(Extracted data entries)

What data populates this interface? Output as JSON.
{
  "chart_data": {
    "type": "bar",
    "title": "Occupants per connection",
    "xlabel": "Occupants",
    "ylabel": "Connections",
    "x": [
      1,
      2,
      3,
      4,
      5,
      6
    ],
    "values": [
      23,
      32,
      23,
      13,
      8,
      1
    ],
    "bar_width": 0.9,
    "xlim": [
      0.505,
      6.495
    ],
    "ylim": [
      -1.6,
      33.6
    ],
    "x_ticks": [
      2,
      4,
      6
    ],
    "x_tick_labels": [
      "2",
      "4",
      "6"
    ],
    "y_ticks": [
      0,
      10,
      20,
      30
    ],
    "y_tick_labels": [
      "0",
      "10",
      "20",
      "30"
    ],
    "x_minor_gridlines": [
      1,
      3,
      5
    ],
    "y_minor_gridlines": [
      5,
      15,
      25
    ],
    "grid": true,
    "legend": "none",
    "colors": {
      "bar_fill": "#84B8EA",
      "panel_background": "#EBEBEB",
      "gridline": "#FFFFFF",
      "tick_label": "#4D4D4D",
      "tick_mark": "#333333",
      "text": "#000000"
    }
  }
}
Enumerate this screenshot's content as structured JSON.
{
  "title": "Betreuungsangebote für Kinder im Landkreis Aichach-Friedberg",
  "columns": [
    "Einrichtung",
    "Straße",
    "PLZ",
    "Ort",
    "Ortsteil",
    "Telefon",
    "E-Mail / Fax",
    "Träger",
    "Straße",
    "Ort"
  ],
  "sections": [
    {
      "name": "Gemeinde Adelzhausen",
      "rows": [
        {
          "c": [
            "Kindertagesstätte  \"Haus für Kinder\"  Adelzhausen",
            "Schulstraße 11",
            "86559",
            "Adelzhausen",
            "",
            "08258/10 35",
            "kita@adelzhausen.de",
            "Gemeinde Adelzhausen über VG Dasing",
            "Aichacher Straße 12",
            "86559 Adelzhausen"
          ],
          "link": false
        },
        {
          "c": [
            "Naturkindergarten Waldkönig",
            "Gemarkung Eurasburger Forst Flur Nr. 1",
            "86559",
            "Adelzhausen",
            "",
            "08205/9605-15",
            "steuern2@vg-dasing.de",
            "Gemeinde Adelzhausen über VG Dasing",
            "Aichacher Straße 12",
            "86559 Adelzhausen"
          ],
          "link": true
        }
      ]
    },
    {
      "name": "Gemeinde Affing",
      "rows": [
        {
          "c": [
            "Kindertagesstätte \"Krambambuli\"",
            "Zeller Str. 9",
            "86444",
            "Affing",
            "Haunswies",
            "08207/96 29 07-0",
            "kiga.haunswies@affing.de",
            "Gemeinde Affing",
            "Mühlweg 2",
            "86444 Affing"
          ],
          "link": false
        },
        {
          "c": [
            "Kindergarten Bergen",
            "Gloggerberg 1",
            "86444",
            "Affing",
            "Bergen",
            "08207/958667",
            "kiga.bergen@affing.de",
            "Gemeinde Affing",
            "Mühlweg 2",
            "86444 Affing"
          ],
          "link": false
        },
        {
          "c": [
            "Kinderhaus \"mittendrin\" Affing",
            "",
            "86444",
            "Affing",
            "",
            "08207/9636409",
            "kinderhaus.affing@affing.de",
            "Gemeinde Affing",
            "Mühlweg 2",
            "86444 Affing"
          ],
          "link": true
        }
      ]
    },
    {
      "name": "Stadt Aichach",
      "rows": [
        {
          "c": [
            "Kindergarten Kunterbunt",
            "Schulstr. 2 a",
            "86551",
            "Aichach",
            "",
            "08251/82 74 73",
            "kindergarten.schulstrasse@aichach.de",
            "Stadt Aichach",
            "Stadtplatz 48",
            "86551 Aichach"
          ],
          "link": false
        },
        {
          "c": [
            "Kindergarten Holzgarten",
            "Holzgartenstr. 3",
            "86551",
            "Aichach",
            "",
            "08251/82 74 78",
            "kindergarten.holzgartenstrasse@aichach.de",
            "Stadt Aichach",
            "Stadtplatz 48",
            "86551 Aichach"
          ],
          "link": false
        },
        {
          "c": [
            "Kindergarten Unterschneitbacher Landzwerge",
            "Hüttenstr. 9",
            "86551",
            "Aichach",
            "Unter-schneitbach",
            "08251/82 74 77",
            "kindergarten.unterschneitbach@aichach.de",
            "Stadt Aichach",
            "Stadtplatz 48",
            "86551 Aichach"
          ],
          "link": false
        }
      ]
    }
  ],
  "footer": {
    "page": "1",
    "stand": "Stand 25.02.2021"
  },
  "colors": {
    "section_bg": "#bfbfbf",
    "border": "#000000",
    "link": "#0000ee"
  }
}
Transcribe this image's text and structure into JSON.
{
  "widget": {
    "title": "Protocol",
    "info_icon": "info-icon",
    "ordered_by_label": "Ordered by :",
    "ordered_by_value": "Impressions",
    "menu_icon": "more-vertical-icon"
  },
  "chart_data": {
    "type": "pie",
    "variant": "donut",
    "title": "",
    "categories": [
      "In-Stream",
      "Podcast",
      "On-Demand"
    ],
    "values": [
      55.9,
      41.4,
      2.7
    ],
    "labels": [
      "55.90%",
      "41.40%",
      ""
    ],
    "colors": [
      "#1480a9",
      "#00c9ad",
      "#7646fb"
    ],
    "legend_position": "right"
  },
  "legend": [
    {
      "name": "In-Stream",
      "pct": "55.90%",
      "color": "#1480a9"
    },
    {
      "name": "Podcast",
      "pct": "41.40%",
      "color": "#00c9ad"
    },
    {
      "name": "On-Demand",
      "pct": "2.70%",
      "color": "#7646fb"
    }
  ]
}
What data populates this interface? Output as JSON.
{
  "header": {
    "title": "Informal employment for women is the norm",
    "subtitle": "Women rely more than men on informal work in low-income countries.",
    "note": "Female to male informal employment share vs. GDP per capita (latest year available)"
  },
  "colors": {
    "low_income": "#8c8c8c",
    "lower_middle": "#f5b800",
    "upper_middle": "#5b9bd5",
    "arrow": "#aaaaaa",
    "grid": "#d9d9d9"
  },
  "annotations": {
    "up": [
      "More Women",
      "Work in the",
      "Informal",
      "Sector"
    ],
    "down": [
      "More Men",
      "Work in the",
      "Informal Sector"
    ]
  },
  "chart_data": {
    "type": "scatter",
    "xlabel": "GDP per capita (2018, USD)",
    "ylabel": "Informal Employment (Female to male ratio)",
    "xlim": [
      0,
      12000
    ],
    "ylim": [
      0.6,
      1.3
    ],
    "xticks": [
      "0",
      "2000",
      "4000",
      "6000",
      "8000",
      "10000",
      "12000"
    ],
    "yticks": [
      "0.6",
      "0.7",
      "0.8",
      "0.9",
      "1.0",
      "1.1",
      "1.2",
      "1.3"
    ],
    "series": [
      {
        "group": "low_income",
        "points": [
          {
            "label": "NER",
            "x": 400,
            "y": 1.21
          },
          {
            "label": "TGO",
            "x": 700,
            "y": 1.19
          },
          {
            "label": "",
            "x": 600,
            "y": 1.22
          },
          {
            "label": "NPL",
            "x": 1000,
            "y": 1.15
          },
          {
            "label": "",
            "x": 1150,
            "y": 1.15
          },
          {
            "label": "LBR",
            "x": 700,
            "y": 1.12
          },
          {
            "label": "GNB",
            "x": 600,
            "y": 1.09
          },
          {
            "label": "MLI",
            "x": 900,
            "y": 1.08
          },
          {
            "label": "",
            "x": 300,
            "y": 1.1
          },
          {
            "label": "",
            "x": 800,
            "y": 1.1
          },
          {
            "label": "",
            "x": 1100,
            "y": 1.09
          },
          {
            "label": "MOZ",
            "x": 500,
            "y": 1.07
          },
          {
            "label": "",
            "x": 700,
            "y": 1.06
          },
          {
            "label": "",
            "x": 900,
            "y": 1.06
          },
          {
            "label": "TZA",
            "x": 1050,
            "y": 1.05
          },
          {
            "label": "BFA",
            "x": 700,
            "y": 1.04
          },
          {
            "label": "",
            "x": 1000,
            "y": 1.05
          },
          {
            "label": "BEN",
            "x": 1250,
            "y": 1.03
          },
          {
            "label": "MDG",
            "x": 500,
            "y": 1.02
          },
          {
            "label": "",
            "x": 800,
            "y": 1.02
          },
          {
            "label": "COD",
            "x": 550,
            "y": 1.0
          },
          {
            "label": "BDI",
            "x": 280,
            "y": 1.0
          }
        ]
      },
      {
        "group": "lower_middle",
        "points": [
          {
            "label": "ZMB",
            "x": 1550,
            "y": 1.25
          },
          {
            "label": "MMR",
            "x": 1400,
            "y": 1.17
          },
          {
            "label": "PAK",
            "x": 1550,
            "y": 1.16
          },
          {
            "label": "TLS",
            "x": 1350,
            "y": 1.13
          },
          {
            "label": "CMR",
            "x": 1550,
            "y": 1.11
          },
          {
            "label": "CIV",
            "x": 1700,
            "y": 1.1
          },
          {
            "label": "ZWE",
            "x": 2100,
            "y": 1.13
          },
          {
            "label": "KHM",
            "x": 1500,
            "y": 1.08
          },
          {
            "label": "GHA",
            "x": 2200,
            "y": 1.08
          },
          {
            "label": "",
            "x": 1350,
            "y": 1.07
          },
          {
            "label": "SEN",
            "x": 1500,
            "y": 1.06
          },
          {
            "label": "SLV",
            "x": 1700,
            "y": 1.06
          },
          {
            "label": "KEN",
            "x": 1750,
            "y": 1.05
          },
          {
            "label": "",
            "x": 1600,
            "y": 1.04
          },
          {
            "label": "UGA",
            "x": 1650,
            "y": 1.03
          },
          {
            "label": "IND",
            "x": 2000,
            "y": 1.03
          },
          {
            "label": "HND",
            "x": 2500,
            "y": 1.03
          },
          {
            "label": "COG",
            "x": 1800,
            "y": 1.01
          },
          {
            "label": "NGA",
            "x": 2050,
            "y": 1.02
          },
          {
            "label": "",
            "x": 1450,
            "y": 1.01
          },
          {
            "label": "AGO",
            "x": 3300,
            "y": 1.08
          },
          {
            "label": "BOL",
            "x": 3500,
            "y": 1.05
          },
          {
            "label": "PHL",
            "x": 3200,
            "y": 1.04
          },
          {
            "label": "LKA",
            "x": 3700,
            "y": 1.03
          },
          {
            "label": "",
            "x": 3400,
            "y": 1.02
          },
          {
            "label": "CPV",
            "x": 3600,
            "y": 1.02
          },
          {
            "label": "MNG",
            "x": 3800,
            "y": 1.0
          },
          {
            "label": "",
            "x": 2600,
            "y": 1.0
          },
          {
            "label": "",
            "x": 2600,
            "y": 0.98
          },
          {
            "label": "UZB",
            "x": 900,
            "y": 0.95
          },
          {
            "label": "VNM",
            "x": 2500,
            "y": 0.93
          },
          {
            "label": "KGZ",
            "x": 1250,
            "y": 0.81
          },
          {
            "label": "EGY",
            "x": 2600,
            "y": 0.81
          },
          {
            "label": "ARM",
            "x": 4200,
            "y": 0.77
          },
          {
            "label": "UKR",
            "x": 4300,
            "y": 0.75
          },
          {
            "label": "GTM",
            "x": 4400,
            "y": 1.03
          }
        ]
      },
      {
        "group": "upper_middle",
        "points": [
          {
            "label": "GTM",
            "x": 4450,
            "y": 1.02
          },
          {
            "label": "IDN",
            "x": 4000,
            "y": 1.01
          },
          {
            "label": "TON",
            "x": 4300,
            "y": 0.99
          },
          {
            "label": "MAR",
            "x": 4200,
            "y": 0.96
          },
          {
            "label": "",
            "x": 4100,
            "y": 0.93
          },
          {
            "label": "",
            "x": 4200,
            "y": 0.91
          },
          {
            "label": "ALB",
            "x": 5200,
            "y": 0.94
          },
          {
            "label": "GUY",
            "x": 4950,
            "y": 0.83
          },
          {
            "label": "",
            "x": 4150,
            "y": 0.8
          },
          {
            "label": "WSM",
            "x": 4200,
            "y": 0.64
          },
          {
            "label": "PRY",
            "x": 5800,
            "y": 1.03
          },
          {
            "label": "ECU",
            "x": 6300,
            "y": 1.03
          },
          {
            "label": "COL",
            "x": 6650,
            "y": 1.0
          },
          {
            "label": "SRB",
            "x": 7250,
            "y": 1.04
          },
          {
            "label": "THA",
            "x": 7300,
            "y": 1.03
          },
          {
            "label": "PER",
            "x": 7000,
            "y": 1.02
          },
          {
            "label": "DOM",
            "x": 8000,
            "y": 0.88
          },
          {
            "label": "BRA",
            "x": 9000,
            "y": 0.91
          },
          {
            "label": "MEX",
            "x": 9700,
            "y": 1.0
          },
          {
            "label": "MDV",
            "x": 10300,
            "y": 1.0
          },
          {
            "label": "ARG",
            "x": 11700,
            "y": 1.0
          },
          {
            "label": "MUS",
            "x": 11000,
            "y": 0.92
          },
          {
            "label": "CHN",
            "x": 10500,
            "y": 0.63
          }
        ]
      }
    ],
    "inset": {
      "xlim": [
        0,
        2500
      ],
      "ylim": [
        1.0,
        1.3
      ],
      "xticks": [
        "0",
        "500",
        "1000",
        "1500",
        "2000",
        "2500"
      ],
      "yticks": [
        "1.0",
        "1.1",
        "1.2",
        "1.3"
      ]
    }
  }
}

> [What to work on]
In the records above, collect each line with "text".

> [Task response]
      "text": "#000000"
Transcribe this image's text and structure into JSON.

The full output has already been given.